[begin The input]

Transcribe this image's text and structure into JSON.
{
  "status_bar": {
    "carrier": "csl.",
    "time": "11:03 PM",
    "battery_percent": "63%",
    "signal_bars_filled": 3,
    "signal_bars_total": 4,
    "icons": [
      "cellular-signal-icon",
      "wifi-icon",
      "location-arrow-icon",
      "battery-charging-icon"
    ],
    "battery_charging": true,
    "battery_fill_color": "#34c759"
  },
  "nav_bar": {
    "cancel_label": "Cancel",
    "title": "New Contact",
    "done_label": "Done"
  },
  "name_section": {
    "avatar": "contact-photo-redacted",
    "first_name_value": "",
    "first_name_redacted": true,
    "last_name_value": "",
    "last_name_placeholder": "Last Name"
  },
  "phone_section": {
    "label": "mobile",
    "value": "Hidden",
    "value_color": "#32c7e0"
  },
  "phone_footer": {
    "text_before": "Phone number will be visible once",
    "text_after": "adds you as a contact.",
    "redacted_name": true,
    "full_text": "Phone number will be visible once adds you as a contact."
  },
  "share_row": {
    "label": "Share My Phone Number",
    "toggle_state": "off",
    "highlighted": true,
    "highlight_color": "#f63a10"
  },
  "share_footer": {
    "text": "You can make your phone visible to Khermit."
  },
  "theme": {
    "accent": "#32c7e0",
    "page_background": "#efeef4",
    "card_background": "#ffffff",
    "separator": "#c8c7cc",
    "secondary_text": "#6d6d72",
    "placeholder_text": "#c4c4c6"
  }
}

[end The input]

### Requirement
Extract every line above exactly as it stands.

### Correct answer
Transcribe this image's text and structure into JSON.
{
  "status_bar": {
    "carrier": "csl.",
    "time": "11:03 PM",
    "battery_percent": "63%",
    "signal_bars_filled": 3,
    "signal_bars_total": 4,
    "icons": [
      "cellular-signal-icon",
      "wifi-icon",
      "location-arrow-icon",
      "battery-charging-icon"
    ],
    "battery_charging": true,
    "battery_fill_color": "#34c759"
  },
  "nav_bar": {
    "cancel_label": "Cancel",
    "title": "New Contact",
    "done_label": "Done"
  },
  "name_section": {
    "avatar": "contact-photo-redacted",
    "first_name_value": "",
    "first_name_redacted": true,
    "last_name_value": "",
    "last_name_placeholder": "Last Name"
  },
  "phone_section": {
    "label": "mobile",
    "value": "Hidden",
    "value_color": "#32c7e0"
  },
  "phone_footer": {
    "text_before": "Phone number will be visible once",
    "text_after": "adds you as a contact.",
    "redacted_name": true,
    "full_text": "Phone number will be visible once adds you as a contact."
  },
  "share_row": {
    "label": "Share My Phone Number",
    "toggle_state": "off",
    "highlighted": true,
    "highlight_color": "#f63a10"
  },
  "share_footer": {
    "text": "You can make your phone visible to Khermit."
  },
  "theme": {
    "accent": "#32c7e0",
    "page_background": "#efeef4",
    "card_background": "#ffffff",
    "separator": "#c8c7cc",
    "secondary_text": "#6d6d72",
    "placeholder_text": "#c4c4c6"
  }
}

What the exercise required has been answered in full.